* START *

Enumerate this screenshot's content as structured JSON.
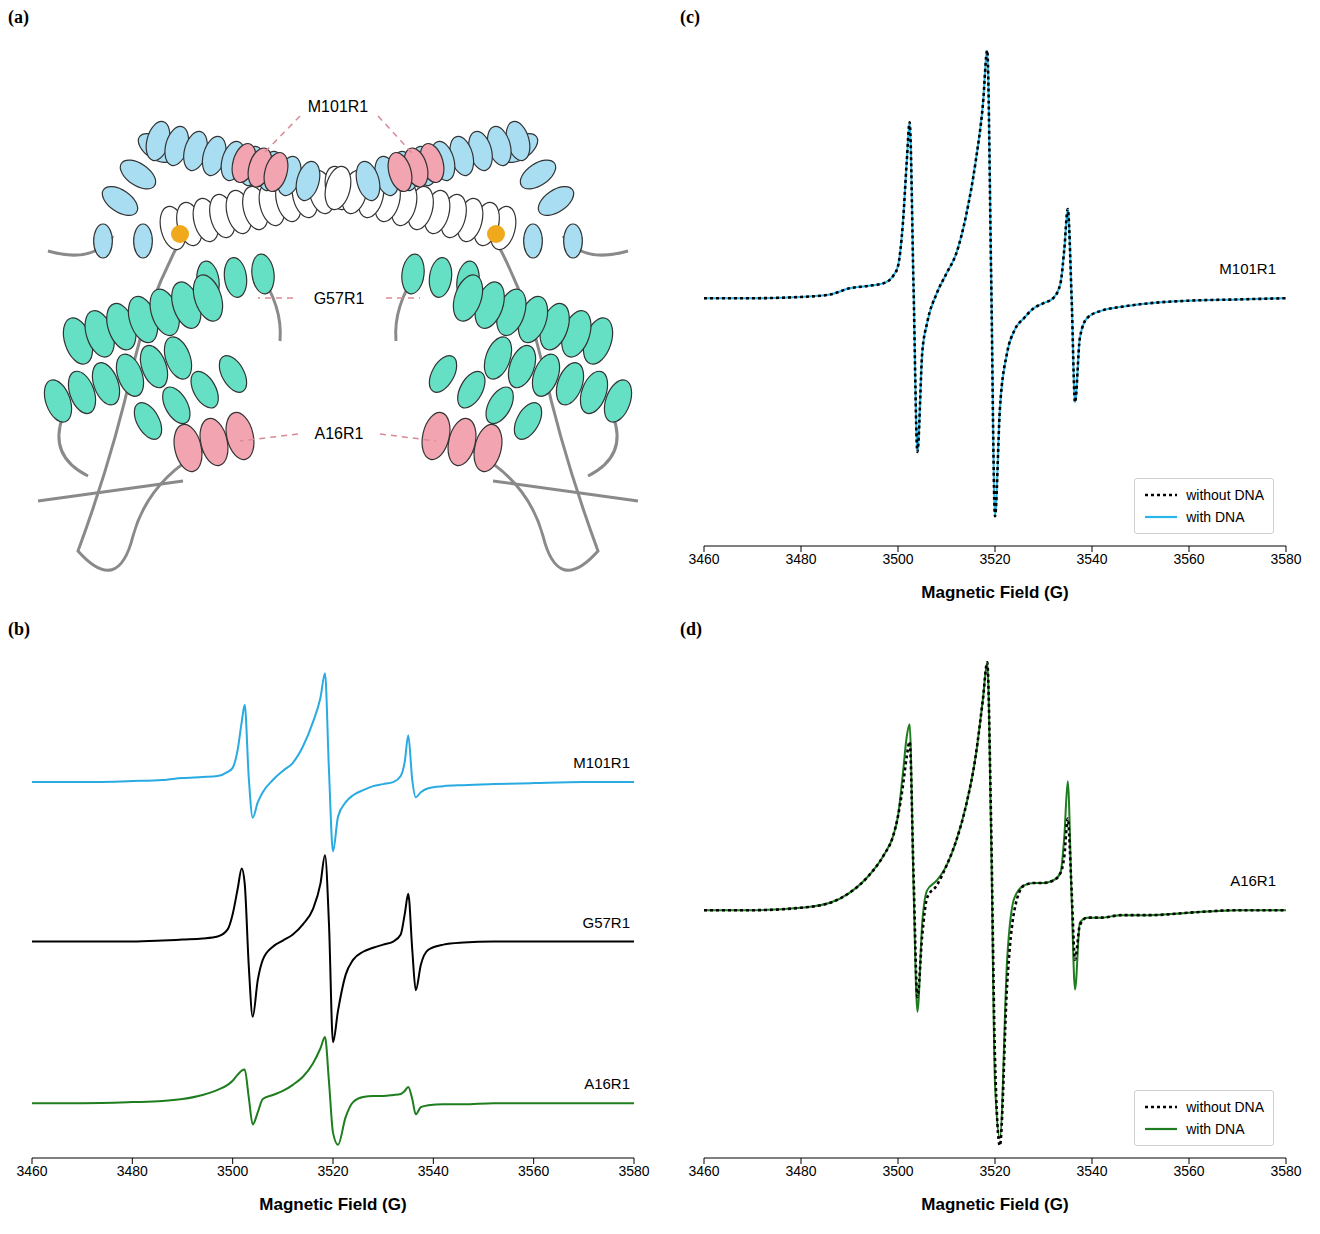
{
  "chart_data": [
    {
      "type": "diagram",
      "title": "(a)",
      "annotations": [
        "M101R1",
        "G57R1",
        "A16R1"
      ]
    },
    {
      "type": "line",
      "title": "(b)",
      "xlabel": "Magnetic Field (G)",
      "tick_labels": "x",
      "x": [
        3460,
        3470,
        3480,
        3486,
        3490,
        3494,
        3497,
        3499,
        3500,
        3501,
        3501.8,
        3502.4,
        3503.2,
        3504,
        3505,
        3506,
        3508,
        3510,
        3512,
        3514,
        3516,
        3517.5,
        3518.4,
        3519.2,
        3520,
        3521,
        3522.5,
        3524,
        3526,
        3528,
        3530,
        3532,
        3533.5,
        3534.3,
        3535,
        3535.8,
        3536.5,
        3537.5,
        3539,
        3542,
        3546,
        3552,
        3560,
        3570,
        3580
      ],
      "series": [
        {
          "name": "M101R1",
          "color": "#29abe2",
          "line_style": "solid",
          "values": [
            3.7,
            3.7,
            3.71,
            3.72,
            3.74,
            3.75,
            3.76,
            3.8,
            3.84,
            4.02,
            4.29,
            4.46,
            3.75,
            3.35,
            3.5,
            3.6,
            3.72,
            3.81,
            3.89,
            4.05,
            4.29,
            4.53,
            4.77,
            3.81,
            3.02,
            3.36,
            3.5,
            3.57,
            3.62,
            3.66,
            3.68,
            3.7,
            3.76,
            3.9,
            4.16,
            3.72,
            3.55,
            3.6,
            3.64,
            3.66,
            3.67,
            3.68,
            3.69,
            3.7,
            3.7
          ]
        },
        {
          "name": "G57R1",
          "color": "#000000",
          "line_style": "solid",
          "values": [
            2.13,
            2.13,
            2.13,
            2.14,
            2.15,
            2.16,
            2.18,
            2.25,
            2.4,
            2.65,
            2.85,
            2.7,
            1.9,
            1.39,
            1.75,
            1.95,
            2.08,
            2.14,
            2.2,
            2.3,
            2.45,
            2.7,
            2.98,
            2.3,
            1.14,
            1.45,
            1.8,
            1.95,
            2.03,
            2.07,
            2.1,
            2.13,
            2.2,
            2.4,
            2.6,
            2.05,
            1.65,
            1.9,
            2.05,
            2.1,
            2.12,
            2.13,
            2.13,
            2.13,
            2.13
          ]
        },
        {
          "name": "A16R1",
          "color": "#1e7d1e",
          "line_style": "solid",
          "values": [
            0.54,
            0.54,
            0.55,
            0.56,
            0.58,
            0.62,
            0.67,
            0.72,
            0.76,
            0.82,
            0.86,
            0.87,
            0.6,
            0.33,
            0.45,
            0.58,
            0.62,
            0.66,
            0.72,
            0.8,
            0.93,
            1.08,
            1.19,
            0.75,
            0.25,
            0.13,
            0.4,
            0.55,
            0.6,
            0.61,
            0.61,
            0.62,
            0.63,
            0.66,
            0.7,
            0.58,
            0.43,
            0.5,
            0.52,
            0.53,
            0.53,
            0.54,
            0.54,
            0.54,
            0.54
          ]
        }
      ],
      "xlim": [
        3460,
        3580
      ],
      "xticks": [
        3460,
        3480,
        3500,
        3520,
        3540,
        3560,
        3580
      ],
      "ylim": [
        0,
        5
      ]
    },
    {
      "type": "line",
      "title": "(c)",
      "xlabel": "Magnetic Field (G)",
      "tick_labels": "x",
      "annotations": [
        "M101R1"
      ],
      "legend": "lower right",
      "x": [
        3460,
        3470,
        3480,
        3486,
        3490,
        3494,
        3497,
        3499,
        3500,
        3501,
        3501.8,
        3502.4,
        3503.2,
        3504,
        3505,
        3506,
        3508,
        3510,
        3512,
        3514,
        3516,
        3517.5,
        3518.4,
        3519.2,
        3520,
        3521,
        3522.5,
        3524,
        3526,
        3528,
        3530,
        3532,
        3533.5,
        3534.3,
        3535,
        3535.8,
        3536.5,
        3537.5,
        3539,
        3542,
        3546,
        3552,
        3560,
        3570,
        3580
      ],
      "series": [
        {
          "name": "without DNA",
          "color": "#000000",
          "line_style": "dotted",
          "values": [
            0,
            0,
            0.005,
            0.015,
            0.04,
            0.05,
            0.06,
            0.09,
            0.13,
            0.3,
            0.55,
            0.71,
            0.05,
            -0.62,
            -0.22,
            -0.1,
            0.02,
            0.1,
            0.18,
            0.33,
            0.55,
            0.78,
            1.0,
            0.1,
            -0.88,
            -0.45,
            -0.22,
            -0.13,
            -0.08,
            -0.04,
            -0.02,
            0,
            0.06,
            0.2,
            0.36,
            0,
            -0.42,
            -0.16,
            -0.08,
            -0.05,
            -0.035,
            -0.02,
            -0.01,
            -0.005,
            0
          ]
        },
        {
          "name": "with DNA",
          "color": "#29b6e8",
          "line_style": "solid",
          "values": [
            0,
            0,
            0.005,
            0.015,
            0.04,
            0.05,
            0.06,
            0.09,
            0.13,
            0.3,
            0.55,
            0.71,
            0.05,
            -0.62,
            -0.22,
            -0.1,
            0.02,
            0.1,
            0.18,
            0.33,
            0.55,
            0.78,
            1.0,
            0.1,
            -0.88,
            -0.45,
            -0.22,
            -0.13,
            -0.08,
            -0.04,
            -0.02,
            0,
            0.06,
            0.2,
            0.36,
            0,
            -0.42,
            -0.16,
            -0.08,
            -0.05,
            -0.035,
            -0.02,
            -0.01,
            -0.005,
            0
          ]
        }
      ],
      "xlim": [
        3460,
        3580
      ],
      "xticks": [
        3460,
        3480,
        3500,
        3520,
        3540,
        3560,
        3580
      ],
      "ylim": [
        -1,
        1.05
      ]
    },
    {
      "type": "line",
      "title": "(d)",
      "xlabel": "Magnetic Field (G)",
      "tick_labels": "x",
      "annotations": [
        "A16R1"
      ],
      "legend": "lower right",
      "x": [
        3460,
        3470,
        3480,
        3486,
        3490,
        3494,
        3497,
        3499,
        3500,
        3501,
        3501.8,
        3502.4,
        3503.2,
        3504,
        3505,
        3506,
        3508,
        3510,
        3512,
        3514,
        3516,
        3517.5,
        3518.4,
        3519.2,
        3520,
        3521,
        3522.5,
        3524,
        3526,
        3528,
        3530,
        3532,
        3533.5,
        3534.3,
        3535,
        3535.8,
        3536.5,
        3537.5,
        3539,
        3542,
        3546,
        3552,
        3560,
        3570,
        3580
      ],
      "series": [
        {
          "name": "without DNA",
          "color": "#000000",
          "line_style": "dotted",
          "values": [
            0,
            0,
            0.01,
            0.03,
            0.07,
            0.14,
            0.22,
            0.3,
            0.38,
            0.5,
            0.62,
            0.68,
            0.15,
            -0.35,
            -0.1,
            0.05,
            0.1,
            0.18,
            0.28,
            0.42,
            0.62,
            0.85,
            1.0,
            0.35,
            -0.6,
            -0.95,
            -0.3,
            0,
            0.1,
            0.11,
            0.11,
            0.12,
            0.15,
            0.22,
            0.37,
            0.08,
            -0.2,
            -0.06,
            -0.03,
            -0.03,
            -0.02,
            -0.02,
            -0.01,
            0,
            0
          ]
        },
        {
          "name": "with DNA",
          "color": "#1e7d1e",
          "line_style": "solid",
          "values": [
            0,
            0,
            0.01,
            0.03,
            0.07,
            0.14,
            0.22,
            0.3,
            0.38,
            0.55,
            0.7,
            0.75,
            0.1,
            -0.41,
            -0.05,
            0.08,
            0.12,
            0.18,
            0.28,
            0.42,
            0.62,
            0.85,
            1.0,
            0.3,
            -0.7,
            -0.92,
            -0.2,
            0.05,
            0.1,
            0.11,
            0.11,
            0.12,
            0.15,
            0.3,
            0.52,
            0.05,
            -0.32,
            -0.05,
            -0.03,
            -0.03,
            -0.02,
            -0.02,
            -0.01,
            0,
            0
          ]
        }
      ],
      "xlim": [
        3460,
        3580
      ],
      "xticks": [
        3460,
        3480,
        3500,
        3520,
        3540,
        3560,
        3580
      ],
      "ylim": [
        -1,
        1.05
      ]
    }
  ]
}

* END *
* START *

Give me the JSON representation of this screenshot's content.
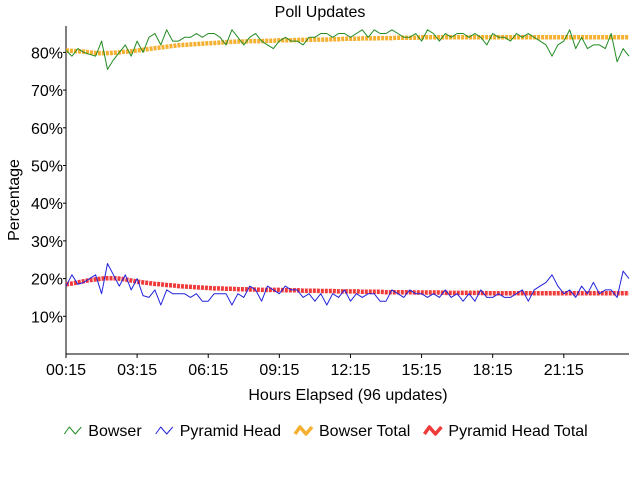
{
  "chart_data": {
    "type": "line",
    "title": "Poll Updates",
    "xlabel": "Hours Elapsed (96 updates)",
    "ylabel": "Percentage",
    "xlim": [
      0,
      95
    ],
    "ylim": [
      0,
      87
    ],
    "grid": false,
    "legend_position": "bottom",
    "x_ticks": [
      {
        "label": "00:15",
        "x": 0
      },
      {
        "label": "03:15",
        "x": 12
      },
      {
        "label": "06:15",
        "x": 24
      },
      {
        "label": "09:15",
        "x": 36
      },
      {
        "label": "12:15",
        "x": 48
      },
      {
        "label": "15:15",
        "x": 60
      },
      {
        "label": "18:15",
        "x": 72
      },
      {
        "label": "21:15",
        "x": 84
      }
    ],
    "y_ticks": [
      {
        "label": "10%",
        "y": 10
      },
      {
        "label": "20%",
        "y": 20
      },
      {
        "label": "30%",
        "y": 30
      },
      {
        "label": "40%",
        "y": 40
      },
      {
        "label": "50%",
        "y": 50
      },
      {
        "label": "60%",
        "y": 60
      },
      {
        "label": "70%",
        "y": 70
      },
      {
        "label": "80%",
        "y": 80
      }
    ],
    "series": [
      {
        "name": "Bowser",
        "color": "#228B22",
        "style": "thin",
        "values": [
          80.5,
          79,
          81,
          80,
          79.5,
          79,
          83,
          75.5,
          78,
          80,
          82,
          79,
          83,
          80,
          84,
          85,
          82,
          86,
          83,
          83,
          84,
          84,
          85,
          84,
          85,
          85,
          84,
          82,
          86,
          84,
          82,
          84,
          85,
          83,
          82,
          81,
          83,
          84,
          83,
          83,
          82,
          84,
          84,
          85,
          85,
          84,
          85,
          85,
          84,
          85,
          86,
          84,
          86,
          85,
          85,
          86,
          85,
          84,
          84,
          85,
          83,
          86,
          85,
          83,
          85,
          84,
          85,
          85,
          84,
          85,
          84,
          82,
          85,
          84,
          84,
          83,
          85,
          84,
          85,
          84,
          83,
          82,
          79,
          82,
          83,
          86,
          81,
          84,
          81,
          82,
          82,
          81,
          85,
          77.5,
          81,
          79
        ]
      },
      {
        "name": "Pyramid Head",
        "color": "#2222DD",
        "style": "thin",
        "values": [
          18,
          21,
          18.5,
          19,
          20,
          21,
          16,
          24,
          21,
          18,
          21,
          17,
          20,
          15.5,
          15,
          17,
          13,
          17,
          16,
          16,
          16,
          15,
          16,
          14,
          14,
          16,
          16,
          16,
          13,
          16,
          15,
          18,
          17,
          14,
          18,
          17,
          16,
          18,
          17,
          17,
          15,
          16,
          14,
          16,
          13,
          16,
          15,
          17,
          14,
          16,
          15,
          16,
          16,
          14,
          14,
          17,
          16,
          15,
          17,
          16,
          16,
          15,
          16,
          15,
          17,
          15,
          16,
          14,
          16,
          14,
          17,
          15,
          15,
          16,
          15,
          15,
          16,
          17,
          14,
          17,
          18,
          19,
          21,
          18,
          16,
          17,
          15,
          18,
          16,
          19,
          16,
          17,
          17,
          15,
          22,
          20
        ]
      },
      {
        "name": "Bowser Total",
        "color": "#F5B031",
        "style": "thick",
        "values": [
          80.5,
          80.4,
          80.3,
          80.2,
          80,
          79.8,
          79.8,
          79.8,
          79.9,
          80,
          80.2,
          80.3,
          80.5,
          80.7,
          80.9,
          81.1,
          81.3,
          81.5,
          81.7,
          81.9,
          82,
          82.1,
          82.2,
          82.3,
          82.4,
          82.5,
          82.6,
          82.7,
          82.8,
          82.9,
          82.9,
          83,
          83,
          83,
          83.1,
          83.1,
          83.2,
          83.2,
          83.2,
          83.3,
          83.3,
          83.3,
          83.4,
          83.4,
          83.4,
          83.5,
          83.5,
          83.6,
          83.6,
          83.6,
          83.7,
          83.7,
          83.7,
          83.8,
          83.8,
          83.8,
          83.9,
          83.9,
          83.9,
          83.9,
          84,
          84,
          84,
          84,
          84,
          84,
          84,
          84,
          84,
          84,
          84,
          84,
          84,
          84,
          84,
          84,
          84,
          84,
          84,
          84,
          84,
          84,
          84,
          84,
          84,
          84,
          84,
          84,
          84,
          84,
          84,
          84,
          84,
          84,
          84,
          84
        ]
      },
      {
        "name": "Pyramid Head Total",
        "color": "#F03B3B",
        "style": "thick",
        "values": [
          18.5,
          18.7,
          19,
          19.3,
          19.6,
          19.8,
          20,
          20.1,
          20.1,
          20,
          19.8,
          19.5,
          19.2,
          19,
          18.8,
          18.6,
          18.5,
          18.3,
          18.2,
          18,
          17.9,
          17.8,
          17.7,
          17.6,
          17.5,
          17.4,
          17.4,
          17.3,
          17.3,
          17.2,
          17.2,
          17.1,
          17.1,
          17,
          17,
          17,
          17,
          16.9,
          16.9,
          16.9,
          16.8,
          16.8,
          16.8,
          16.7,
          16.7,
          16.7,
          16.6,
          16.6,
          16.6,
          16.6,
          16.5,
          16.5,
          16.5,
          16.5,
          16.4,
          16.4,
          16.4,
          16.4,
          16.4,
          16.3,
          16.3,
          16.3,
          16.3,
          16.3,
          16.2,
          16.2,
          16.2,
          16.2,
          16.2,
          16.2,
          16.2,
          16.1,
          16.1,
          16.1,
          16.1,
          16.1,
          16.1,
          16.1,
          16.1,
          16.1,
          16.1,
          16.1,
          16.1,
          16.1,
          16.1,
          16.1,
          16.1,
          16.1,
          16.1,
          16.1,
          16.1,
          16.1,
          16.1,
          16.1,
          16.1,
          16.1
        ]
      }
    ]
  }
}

* END *
* START *

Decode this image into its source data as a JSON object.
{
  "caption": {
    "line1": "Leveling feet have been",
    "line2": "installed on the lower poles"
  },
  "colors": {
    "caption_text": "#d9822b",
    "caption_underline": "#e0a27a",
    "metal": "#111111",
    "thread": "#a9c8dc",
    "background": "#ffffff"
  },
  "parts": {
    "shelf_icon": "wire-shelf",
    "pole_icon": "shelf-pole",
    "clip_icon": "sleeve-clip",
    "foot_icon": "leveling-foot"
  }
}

* END *

■ PROMPT: Extract each line holding the string "content".

■ WRITTEN RESPONSE:
Enumerate this screenshot's content as structured JSON.
Give me the JSON representation of this screenshot's content.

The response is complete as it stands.